*PROBLEM DESCRIPTION:* Make an exact copy of the data below, leaving out every picture.

(Excerpts from a figure dataset)
:::::
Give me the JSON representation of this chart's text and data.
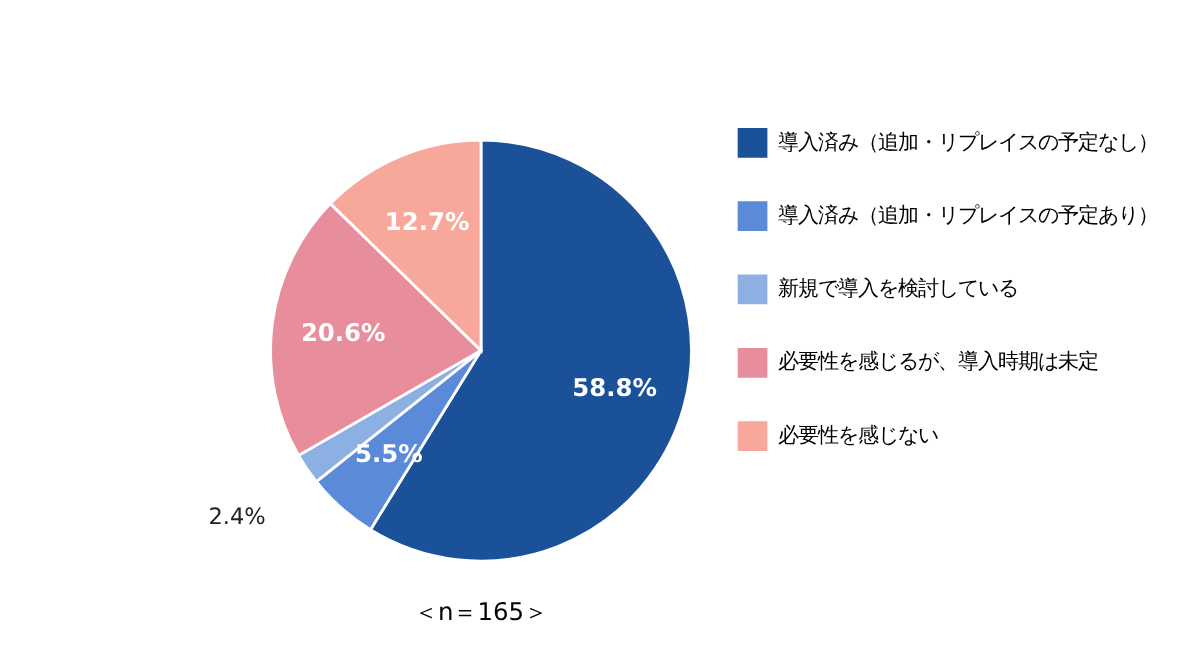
{
  "chart_data": {
    "type": "pie",
    "categories": [
      "導入済み（追加・リプレイスの予定なし）",
      "導入済み（追加・リプレイスの予定あり）",
      "新規で導入を検討している",
      "必要性を感じるが、導入時期は未定",
      "必要性を感じない"
    ],
    "values": [
      58.8,
      5.5,
      2.4,
      20.6,
      12.7
    ],
    "colors": [
      "#1b5199",
      "#5b8ad8",
      "#8cb0e2",
      "#e78d9c",
      "#f8a89a"
    ],
    "value_labels": [
      "58.8%",
      "5.5%",
      "2.4%",
      "20.6%",
      "12.7%"
    ],
    "annotations": [
      "＜n＝165＞"
    ],
    "legend": "right"
  }
}
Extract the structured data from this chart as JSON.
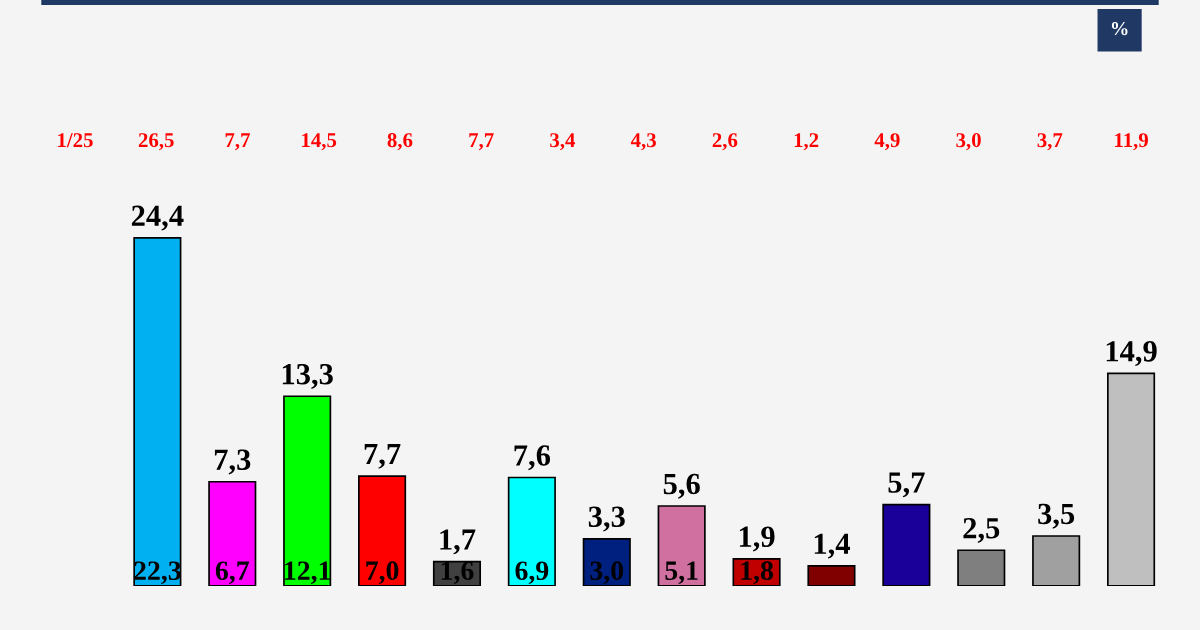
{
  "chart_data": {
    "type": "bar",
    "categories": [
      null,
      null,
      null,
      null,
      null,
      null,
      null,
      null,
      null,
      null,
      null,
      null,
      null,
      null
    ],
    "series": [
      {
        "values": [
          24.4,
          7.3,
          13.3,
          7.7,
          1.7,
          7.6,
          3.3,
          5.6,
          1.9,
          1.4,
          5.7,
          2.5,
          3.5,
          14.9
        ],
        "value_labels": [
          "24,4",
          "7,3",
          "13,3",
          "7,7",
          "1,7",
          "7,6",
          "3,3",
          "5,6",
          "1,9",
          "1,4",
          "5,7",
          "2,5",
          "3,5",
          "14,9"
        ],
        "colors": [
          "#00b0f0",
          "#ff00ff",
          "#00ff00",
          "#ff0000",
          "#404040",
          "#00ffff",
          "#002080",
          "#d070a0",
          "#c00000",
          "#800000",
          "#1a0099",
          "#7f7f7f",
          "#a0a0a0",
          "#bfbfbf"
        ]
      }
    ],
    "annotations": [
      "%",
      "1/25",
      "26,5",
      "7,7",
      "14,5",
      "8,6",
      "7,7",
      "3,4",
      "4,3",
      "2,6",
      "1,2",
      "4,9",
      "3,0",
      "3,7",
      "11,9",
      "22,3",
      "6,7",
      "12,1",
      "7,0",
      "1,6",
      "6,9",
      "3,0",
      "5,1",
      "1,8"
    ],
    "grid": false,
    "legend": false
  }
}
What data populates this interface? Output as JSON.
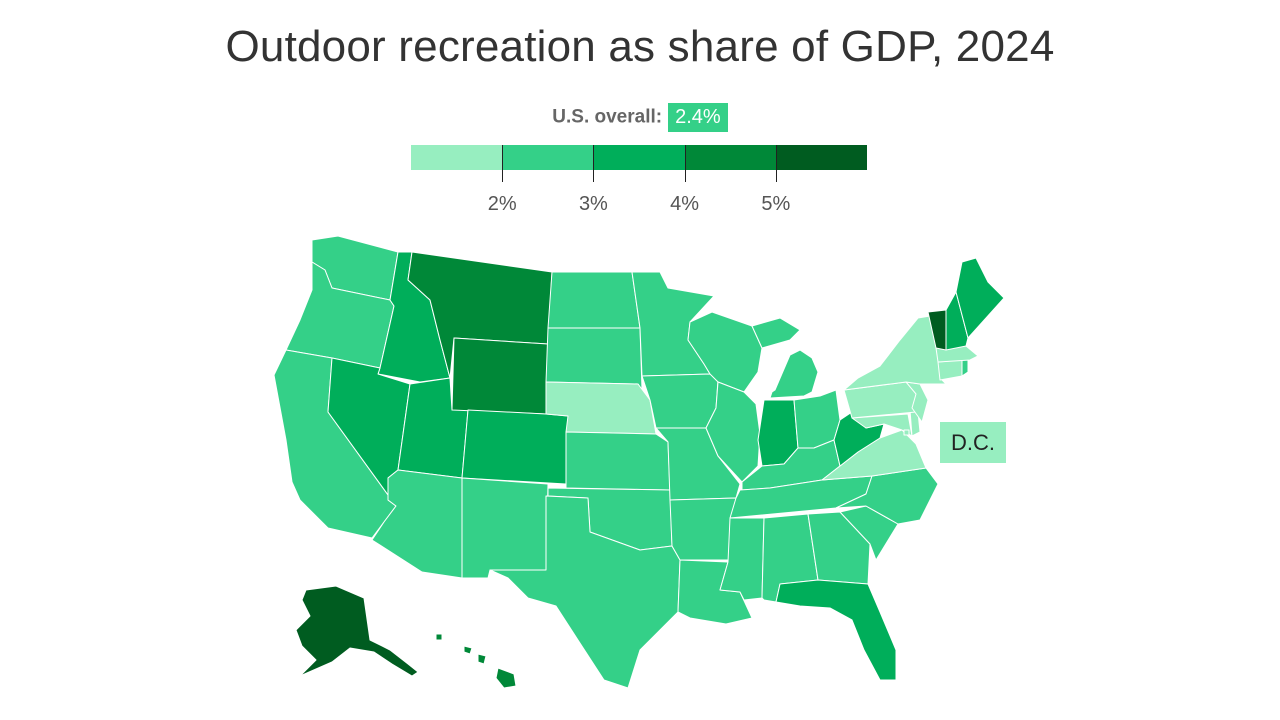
{
  "title": "Outdoor recreation as share of GDP, 2024",
  "overall": {
    "label": "U.S. overall:",
    "value": "2.4%"
  },
  "legend": {
    "colors": [
      "#97eec0",
      "#34d088",
      "#00ae5a",
      "#008838",
      "#005c20"
    ],
    "ticks": [
      "2%",
      "3%",
      "4%",
      "5%"
    ]
  },
  "dc_label": "D.C.",
  "states": [
    {
      "name": "Washington",
      "bin": 1
    },
    {
      "name": "Oregon",
      "bin": 1
    },
    {
      "name": "California",
      "bin": 1
    },
    {
      "name": "Idaho",
      "bin": 2
    },
    {
      "name": "Nevada",
      "bin": 2
    },
    {
      "name": "Utah",
      "bin": 2
    },
    {
      "name": "Arizona",
      "bin": 1
    },
    {
      "name": "Montana",
      "bin": 3
    },
    {
      "name": "Wyoming",
      "bin": 3
    },
    {
      "name": "Colorado",
      "bin": 2
    },
    {
      "name": "New Mexico",
      "bin": 1
    },
    {
      "name": "North Dakota",
      "bin": 1
    },
    {
      "name": "South Dakota",
      "bin": 1
    },
    {
      "name": "Nebraska",
      "bin": 0
    },
    {
      "name": "Kansas",
      "bin": 1
    },
    {
      "name": "Oklahoma",
      "bin": 1
    },
    {
      "name": "Texas",
      "bin": 1
    },
    {
      "name": "Minnesota",
      "bin": 1
    },
    {
      "name": "Iowa",
      "bin": 1
    },
    {
      "name": "Missouri",
      "bin": 1
    },
    {
      "name": "Arkansas",
      "bin": 1
    },
    {
      "name": "Louisiana",
      "bin": 1
    },
    {
      "name": "Wisconsin",
      "bin": 1
    },
    {
      "name": "Illinois",
      "bin": 1
    },
    {
      "name": "Michigan",
      "bin": 1
    },
    {
      "name": "Indiana",
      "bin": 2
    },
    {
      "name": "Ohio",
      "bin": 1
    },
    {
      "name": "Kentucky",
      "bin": 1
    },
    {
      "name": "Tennessee",
      "bin": 1
    },
    {
      "name": "Mississippi",
      "bin": 1
    },
    {
      "name": "Alabama",
      "bin": 1
    },
    {
      "name": "Georgia",
      "bin": 1
    },
    {
      "name": "Florida",
      "bin": 2
    },
    {
      "name": "South Carolina",
      "bin": 1
    },
    {
      "name": "North Carolina",
      "bin": 1
    },
    {
      "name": "Virginia",
      "bin": 0
    },
    {
      "name": "West Virginia",
      "bin": 2
    },
    {
      "name": "Maryland",
      "bin": 0
    },
    {
      "name": "Delaware",
      "bin": 0
    },
    {
      "name": "Pennsylvania",
      "bin": 0
    },
    {
      "name": "New Jersey",
      "bin": 0
    },
    {
      "name": "New York",
      "bin": 0
    },
    {
      "name": "Connecticut",
      "bin": 0
    },
    {
      "name": "Rhode Island",
      "bin": 1
    },
    {
      "name": "Massachusetts",
      "bin": 0
    },
    {
      "name": "Vermont",
      "bin": 4
    },
    {
      "name": "New Hampshire",
      "bin": 2
    },
    {
      "name": "Maine",
      "bin": 2
    },
    {
      "name": "Alaska",
      "bin": 4
    },
    {
      "name": "Hawaii",
      "bin": 3
    },
    {
      "name": "District of Columbia",
      "bin": 0
    }
  ]
}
:::::
*SOLVED PROBLEM:*
Give me the JSON representation of this chart's text and data.
{
  "chart_data": {
    "type": "pie",
    "categories": [
      "導入済み（追加・リプレイスの予定なし）",
      "導入済み（追加・リプレイスの予定あり）",
      "新規で導入を検討している",
      "必要性を感じるが、導入時期は未定",
      "必要性を感じない"
    ],
    "values": [
      58.8,
      5.5,
      2.4,
      20.6,
      12.7
    ],
    "colors": [
      "#1b5199",
      "#5b8ad8",
      "#8cb0e2",
      "#e78d9c",
      "#f8a89a"
    ],
    "value_labels": [
      "58.8%",
      "5.5%",
      "2.4%",
      "20.6%",
      "12.7%"
    ],
    "annotations": [
      "＜n＝165＞"
    ],
    "legend": "right"
  }
}
Extract the structured data from this chart as JSON.
{
  "chart_data": {
    "type": "bar",
    "categories": [
      null,
      null,
      null,
      null,
      null,
      null,
      null,
      null,
      null,
      null,
      null,
      null,
      null,
      null
    ],
    "series": [
      {
        "values": [
          24.4,
          7.3,
          13.3,
          7.7,
          1.7,
          7.6,
          3.3,
          5.6,
          1.9,
          1.4,
          5.7,
          2.5,
          3.5,
          14.9
        ],
        "value_labels": [
          "24,4",
          "7,3",
          "13,3",
          "7,7",
          "1,7",
          "7,6",
          "3,3",
          "5,6",
          "1,9",
          "1,4",
          "5,7",
          "2,5",
          "3,5",
          "14,9"
        ],
        "colors": [
          "#00b0f0",
          "#ff00ff",
          "#00ff00",
          "#ff0000",
          "#404040",
          "#00ffff",
          "#002080",
          "#d070a0",
          "#c00000",
          "#800000",
          "#1a0099",
          "#7f7f7f",
          "#a0a0a0",
          "#bfbfbf"
        ]
      }
    ],
    "annotations": [
      "%",
      "1/25",
      "26,5",
      "7,7",
      "14,5",
      "8,6",
      "7,7",
      "3,4",
      "4,3",
      "2,6",
      "1,2",
      "4,9",
      "3,0",
      "3,7",
      "11,9",
      "22,3",
      "6,7",
      "12,1",
      "7,0",
      "1,6",
      "6,9",
      "3,0",
      "5,1",
      "1,8"
    ],
    "grid": false,
    "legend": false
  }
}
What data populates this interface? Output as JSON.
{
  "title": "Outdoor recreation as share of GDP, 2024",
  "overall": {
    "label": "U.S. overall:",
    "value": "2.4%"
  },
  "legend": {
    "colors": [
      "#97eec0",
      "#34d088",
      "#00ae5a",
      "#008838",
      "#005c20"
    ],
    "ticks": [
      "2%",
      "3%",
      "4%",
      "5%"
    ]
  },
  "dc_label": "D.C.",
  "states": [
    {
      "name": "Washington",
      "bin": 1
    },
    {
      "name": "Oregon",
      "bin": 1
    },
    {
      "name": "California",
      "bin": 1
    },
    {
      "name": "Idaho",
      "bin": 2
    },
    {
      "name": "Nevada",
      "bin": 2
    },
    {
      "name": "Utah",
      "bin": 2
    },
    {
      "name": "Arizona",
      "bin": 1
    },
    {
      "name": "Montana",
      "bin": 3
    },
    {
      "name": "Wyoming",
      "bin": 3
    },
    {
      "name": "Colorado",
      "bin": 2
    },
    {
      "name": "New Mexico",
      "bin": 1
    },
    {
      "name": "North Dakota",
      "bin": 1
    },
    {
      "name": "South Dakota",
      "bin": 1
    },
    {
      "name": "Nebraska",
      "bin": 0
    },
    {
      "name": "Kansas",
      "bin": 1
    },
    {
      "name": "Oklahoma",
      "bin": 1
    },
    {
      "name": "Texas",
      "bin": 1
    },
    {
      "name": "Minnesota",
      "bin": 1
    },
    {
      "name": "Iowa",
      "bin": 1
    },
    {
      "name": "Missouri",
      "bin": 1
    },
    {
      "name": "Arkansas",
      "bin": 1
    },
    {
      "name": "Louisiana",
      "bin": 1
    },
    {
      "name": "Wisconsin",
      "bin": 1
    },
    {
      "name": "Illinois",
      "bin": 1
    },
    {
      "name": "Michigan",
      "bin": 1
    },
    {
      "name": "Indiana",
      "bin": 2
    },
    {
      "name": "Ohio",
      "bin": 1
    },
    {
      "name": "Kentucky",
      "bin": 1
    },
    {
      "name": "Tennessee",
      "bin": 1
    },
    {
      "name": "Mississippi",
      "bin": 1
    },
    {
      "name": "Alabama",
      "bin": 1
    },
    {
      "name": "Georgia",
      "bin": 1
    },
    {
      "name": "Florida",
      "bin": 2
    },
    {
      "name": "South Carolina",
      "bin": 1
    },
    {
      "name": "North Carolina",
      "bin": 1
    },
    {
      "name": "Virginia",
      "bin": 0
    },
    {
      "name": "West Virginia",
      "bin": 2
    },
    {
      "name": "Maryland",
      "bin": 0
    },
    {
      "name": "Delaware",
      "bin": 0
    },
    {
      "name": "Pennsylvania",
      "bin": 0
    },
    {
      "name": "New Jersey",
      "bin": 0
    },
    {
      "name": "New York",
      "bin": 0
    },
    {
      "name": "Connecticut",
      "bin": 0
    },
    {
      "name": "Rhode Island",
      "bin": 1
    },
    {
      "name": "Massachusetts",
      "bin": 0
    },
    {
      "name": "Vermont",
      "bin": 4
    },
    {
      "name": "New Hampshire",
      "bin": 2
    },
    {
      "name": "Maine",
      "bin": 2
    },
    {
      "name": "Alaska",
      "bin": 4
    },
    {
      "name": "Hawaii",
      "bin": 3
    },
    {
      "name": "District of Columbia",
      "bin": 0
    }
  ]
}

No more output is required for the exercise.